● **STATED EXERCISE**
Wherever "plain" appears in a line, list that line.

· · ·

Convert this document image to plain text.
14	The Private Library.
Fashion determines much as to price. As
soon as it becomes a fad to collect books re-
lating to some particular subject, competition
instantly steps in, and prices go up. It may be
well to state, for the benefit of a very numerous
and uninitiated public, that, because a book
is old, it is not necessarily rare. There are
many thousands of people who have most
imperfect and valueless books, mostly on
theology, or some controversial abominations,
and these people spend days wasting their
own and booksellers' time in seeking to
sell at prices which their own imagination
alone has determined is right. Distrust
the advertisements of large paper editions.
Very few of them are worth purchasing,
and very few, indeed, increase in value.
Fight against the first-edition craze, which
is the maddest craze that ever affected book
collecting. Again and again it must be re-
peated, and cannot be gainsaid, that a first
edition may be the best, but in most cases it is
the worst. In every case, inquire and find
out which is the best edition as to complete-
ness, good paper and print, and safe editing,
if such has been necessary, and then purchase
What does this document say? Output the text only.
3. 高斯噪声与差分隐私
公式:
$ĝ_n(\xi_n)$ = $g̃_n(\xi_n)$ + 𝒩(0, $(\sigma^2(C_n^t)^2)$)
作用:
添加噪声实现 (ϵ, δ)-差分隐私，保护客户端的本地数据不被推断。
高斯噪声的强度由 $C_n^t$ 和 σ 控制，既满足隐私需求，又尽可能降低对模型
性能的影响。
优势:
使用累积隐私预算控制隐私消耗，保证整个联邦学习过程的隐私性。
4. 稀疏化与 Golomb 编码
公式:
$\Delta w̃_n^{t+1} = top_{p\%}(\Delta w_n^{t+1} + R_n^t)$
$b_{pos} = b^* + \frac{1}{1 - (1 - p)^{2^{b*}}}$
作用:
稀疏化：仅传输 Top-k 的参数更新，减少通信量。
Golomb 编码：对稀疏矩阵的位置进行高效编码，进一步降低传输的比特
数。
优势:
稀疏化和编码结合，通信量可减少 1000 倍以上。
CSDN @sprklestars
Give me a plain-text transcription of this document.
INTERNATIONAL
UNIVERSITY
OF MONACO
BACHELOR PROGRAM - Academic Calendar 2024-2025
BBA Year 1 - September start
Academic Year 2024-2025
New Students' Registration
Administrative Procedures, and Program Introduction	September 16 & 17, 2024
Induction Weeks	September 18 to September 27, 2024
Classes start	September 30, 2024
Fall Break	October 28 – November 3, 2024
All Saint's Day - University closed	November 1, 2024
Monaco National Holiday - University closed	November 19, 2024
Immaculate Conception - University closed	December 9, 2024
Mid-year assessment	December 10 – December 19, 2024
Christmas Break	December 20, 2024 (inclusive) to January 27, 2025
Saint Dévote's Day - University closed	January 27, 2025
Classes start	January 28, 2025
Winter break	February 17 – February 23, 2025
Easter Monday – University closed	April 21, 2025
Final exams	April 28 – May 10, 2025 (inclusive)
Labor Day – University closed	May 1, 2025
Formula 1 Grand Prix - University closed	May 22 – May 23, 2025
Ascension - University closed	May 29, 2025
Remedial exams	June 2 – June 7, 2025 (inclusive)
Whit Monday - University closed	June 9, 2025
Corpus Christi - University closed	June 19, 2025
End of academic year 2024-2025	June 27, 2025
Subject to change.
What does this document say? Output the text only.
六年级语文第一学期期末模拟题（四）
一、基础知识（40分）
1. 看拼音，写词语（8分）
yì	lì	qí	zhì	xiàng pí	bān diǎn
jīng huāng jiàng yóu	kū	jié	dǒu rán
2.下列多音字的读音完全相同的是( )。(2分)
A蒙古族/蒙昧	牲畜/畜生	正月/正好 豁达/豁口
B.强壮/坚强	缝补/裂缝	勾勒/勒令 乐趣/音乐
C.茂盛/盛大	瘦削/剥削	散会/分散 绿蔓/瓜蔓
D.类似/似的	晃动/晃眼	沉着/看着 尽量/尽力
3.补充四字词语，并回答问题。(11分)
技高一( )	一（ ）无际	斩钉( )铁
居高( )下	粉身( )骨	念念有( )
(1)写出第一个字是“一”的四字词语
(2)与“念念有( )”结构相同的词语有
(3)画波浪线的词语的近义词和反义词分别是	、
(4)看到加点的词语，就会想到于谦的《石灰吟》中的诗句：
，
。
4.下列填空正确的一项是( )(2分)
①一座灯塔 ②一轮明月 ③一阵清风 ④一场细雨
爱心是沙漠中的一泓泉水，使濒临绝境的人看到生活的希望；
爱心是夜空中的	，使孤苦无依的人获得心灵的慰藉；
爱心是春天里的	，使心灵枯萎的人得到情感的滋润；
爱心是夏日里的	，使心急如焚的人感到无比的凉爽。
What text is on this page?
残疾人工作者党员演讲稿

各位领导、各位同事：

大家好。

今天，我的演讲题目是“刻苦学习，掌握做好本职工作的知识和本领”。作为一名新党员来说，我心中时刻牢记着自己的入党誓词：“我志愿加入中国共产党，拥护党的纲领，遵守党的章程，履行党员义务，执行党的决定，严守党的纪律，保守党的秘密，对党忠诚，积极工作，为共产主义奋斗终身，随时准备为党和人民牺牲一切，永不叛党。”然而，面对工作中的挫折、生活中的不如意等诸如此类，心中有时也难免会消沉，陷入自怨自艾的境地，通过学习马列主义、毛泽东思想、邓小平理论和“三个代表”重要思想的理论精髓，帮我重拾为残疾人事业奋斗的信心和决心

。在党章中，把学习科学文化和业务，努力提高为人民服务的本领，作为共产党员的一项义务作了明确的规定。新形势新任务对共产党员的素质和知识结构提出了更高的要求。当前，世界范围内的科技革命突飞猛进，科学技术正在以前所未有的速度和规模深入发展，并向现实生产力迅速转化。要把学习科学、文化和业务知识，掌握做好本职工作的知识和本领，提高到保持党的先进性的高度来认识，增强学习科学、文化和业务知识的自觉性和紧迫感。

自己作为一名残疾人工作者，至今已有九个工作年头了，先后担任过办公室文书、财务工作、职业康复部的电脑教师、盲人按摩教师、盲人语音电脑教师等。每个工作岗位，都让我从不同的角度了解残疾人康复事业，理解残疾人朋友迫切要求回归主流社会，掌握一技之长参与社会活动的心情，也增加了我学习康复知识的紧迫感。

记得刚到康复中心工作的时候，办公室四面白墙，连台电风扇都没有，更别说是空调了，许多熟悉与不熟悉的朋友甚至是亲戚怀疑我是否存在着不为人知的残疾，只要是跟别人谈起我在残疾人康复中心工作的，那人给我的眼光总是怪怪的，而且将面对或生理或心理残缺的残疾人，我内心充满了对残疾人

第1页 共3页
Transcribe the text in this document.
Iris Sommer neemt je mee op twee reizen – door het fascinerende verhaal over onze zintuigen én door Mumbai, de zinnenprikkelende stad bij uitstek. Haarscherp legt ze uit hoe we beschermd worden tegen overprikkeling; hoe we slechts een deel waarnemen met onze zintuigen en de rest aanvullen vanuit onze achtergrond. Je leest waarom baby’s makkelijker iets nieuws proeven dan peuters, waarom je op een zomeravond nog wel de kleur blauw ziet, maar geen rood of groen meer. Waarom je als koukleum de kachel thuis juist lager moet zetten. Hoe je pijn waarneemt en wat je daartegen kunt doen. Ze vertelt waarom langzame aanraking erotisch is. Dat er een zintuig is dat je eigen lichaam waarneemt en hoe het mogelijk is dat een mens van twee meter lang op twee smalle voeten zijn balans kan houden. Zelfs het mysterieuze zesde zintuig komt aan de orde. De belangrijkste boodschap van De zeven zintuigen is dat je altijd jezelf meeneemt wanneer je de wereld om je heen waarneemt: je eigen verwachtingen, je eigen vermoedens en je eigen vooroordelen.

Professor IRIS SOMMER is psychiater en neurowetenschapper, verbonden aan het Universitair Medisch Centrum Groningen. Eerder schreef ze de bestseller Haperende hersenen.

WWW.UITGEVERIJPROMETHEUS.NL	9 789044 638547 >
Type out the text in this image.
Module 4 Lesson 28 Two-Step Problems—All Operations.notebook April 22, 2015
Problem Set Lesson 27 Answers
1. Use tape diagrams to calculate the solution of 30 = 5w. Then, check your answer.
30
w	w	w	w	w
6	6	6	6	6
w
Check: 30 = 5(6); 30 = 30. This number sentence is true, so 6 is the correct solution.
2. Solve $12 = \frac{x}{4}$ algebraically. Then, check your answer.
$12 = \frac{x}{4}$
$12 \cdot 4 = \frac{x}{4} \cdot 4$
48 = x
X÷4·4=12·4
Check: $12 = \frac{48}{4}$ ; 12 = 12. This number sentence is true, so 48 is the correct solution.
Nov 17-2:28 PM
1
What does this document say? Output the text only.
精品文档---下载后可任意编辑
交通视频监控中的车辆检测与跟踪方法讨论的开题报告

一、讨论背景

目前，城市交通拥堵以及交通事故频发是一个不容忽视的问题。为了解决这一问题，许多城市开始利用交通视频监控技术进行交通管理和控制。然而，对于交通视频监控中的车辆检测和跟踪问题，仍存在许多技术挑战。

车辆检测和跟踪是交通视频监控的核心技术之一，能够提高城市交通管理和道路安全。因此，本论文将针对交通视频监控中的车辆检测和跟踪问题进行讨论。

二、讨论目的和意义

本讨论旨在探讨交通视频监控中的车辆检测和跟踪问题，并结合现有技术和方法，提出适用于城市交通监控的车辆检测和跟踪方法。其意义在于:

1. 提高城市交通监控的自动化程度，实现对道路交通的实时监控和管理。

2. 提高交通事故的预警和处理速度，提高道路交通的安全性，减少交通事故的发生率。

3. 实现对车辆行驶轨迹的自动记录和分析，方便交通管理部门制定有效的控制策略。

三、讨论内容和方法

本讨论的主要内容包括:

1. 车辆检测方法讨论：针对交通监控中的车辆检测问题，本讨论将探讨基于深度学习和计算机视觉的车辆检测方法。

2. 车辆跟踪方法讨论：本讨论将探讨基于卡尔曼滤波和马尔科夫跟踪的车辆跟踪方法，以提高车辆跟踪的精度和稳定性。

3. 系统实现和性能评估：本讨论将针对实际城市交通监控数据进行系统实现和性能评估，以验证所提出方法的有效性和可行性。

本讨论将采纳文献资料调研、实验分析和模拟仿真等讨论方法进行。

· · ·

● **WRITTEN SOLUTION**
Convert this document image to plain text.
Give me a plain-text transcription of this document.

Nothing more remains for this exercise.